**Task prompt**.
Leave out the pictures and copy everything else below exactly.

**Data listing**.

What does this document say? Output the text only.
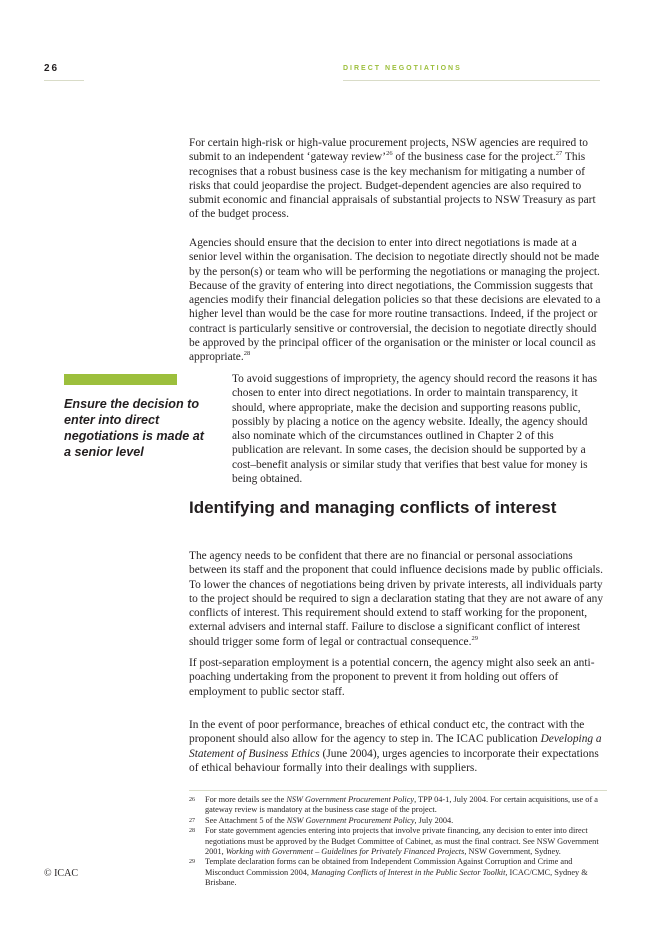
26	DIRECT NEGOTIATIONS

For certain high-risk or high-value procurement projects, NSW agencies are required to submit to an independent ‘gateway review’$^{26}$ of the business case for the project.$^{27}$ This recognises that a robust business case is the key mechanism for mitigating a number of risks that could jeopardise the project. Budget-dependent agencies are also required to submit economic and financial appraisals of substantial projects to NSW Treasury as part of the budget process.

Agencies should ensure that the decision to enter into direct negotiations is made at a senior level within the organisation. The decision to negotiate directly should not be made by the person(s) or team who will be performing the negotiations or managing the project. Because of the gravity of entering into direct negotiations, the Commission suggests that agencies modify their financial delegation policies so that these decisions are elevated to a higher level than would be the case for more routine transactions. Indeed, if the project or contract is particularly sensitive or controversial, the decision to negotiate directly should be approved by the principal officer of the organisation or the minister or local council as appropriate.$^{28}$

Ensure the decision to enter into direct negotiations is made at a senior level

To avoid suggestions of impropriety, the agency should record the reasons it has chosen to enter into direct negotiations. In order to maintain transparency, it should, where appropriate, make the decision and supporting reasons public, possibly by placing a notice on the agency website. Ideally, the agency should also nominate which of the circumstances outlined in Chapter 2 of this publication are relevant. In some cases, the decision should be supported by a cost–benefit analysis or similar study that verifies that best value for money is being obtained.

Identifying and managing conflicts of interest

The agency needs to be confident that there are no financial or personal associations between its staff and the proponent that could influence decisions made by public officials. To lower the chances of negotiations being driven by private interests, all individuals party to the project should be required to sign a declaration stating that they are not aware of any conflicts of interest. This requirement should extend to staff working for the proponent, external advisers and internal staff. Failure to disclose a significant conflict of interest should trigger some form of legal or contractual consequence.$^{29}$

If post-separation employment is a potential concern, the agency might also seek an anti-poaching undertaking from the proponent to prevent it from holding out offers of employment to public sector staff.

In the event of poor performance, breaches of ethical conduct etc, the contract with the proponent should also allow for the agency to step in. The ICAC publication Developing a Statement of Business Ethics (June 2004), urges agencies to incorporate their expectations of ethical behaviour formally into their dealings with suppliers.

26	For more details see the NSW Government Procurement Policy, TPP 04-1, July 2004. For certain acquisitions, use of a gateway review is mandatory at the business case stage of the project.
27	See Attachment 5 of the NSW Government Procurement Policy, July 2004.
28	For state government agencies entering into projects that involve private financing, any decision to enter into direct negotiations must be approved by the Budget Committee of Cabinet, as must the final contract. See NSW Government 2001, Working with Government – Guidelines for Privately Financed Projects, NSW Government, Sydney.
29	Template declaration forms can be obtained from Independent Commission Against Corruption and Crime and Misconduct Commission 2004, Managing Conflicts of Interest in the Public Sector Toolkit, ICAC/CMC, Sydney & Brisbane.
© ICAC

**Result of this task**.
What does this document say? Output the text only.
26	DIRECT NEGOTIATIONS

For certain high-risk or high-value procurement projects, NSW agencies are required to submit to an independent ‘gateway review’$^{26}$ of the business case for the project.$^{27}$ This recognises that a robust business case is the key mechanism for mitigating a number of risks that could jeopardise the project. Budget-dependent agencies are also required to submit economic and financial appraisals of substantial projects to NSW Treasury as part of the budget process.

Agencies should ensure that the decision to enter into direct negotiations is made at a senior level within the organisation. The decision to negotiate directly should not be made by the person(s) or team who will be performing the negotiations or managing the project. Because of the gravity of entering into direct negotiations, the Commission suggests that agencies modify their financial delegation policies so that these decisions are elevated to a higher level than would be the case for more routine transactions. Indeed, if the project or contract is particularly sensitive or controversial, the decision to negotiate directly should be approved by the principal officer of the organisation or the minister or local council as appropriate.$^{28}$

Ensure the decision to enter into direct negotiations is made at a senior level

To avoid suggestions of impropriety, the agency should record the reasons it has chosen to enter into direct negotiations. In order to maintain transparency, it should, where appropriate, make the decision and supporting reasons public, possibly by placing a notice on the agency website. Ideally, the agency should also nominate which of the circumstances outlined in Chapter 2 of this publication are relevant. In some cases, the decision should be supported by a cost–benefit analysis or similar study that verifies that best value for money is being obtained.

Identifying and managing conflicts of interest

The agency needs to be confident that there are no financial or personal associations between its staff and the proponent that could influence decisions made by public officials. To lower the chances of negotiations being driven by private interests, all individuals party to the project should be required to sign a declaration stating that they are not aware of any conflicts of interest. This requirement should extend to staff working for the proponent, external advisers and internal staff. Failure to disclose a significant conflict of interest should trigger some form of legal or contractual consequence.$^{29}$

If post-separation employment is a potential concern, the agency might also seek an anti-poaching undertaking from the proponent to prevent it from holding out offers of employment to public sector staff.

In the event of poor performance, breaches of ethical conduct etc, the contract with the proponent should also allow for the agency to step in. The ICAC publication Developing a Statement of Business Ethics (June 2004), urges agencies to incorporate their expectations of ethical behaviour formally into their dealings with suppliers.

26	For more details see the NSW Government Procurement Policy, TPP 04-1, July 2004. For certain acquisitions, use of a gateway review is mandatory at the business case stage of the project.
27	See Attachment 5 of the NSW Government Procurement Policy, July 2004.
28	For state government agencies entering into projects that involve private financing, any decision to enter into direct negotiations must be approved by the Budget Committee of Cabinet, as must the final contract. See NSW Government 2001, Working with Government – Guidelines for Privately Financed Projects, NSW Government, Sydney.
29	Template declaration forms can be obtained from Independent Commission Against Corruption and Crime and Misconduct Commission 2004, Managing Conflicts of Interest in the Public Sector Toolkit, ICAC/CMC, Sydney & Brisbane.
© ICAC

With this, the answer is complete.